Dataset entries

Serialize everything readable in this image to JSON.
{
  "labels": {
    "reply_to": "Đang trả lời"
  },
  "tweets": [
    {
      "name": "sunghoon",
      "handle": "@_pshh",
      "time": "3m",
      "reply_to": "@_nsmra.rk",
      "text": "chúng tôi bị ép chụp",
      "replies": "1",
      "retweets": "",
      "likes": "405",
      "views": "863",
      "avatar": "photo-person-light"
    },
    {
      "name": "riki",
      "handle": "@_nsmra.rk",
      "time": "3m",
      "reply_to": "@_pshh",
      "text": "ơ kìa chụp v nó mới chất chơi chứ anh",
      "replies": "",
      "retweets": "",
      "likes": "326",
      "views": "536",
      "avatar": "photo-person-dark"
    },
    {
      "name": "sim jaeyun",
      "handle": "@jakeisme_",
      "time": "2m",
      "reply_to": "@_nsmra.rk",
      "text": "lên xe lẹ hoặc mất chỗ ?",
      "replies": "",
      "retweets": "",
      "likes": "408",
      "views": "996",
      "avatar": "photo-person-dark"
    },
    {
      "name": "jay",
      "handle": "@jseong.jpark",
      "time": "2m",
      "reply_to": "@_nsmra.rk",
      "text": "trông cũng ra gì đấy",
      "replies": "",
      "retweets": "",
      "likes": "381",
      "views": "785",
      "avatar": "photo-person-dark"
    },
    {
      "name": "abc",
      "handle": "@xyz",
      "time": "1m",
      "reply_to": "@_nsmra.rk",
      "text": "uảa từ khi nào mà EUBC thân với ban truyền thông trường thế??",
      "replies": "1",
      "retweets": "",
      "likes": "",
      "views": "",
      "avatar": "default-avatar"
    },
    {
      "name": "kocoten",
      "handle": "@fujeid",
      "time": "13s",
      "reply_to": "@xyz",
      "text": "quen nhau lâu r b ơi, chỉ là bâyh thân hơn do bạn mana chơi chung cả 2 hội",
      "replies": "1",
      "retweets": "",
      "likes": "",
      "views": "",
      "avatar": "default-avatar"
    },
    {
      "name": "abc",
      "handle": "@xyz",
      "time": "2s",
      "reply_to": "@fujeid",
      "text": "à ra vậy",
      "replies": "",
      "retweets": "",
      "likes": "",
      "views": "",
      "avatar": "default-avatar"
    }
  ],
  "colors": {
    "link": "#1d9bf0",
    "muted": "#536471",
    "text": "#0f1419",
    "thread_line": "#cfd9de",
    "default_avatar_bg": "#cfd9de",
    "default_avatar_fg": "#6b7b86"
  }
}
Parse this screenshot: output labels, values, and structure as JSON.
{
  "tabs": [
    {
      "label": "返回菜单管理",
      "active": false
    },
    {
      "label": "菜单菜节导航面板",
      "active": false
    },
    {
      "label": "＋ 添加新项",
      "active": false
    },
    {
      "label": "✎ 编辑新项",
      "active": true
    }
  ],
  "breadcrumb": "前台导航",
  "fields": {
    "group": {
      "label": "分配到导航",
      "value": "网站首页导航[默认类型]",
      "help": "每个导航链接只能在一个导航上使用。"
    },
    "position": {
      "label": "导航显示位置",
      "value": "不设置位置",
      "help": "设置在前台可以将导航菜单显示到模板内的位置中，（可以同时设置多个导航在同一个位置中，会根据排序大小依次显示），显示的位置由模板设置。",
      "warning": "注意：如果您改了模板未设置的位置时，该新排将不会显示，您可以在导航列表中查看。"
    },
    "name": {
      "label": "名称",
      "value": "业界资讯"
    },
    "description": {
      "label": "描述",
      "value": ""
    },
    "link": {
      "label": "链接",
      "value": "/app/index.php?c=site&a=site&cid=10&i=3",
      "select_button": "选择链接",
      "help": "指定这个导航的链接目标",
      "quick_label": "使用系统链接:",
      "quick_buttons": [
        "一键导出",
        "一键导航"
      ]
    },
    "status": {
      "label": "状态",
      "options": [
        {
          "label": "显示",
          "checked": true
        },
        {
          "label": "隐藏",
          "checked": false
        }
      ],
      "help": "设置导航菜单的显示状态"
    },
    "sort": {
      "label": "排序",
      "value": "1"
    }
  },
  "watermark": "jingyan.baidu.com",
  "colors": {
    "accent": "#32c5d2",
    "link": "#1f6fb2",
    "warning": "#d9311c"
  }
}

* What to do *
Scan the material and collect every line that contains "JSON".

* Result of this exercise *
Serialize everything readable in this image to JSON.
Parse this screenshot: output labels, values, and structure as JSON.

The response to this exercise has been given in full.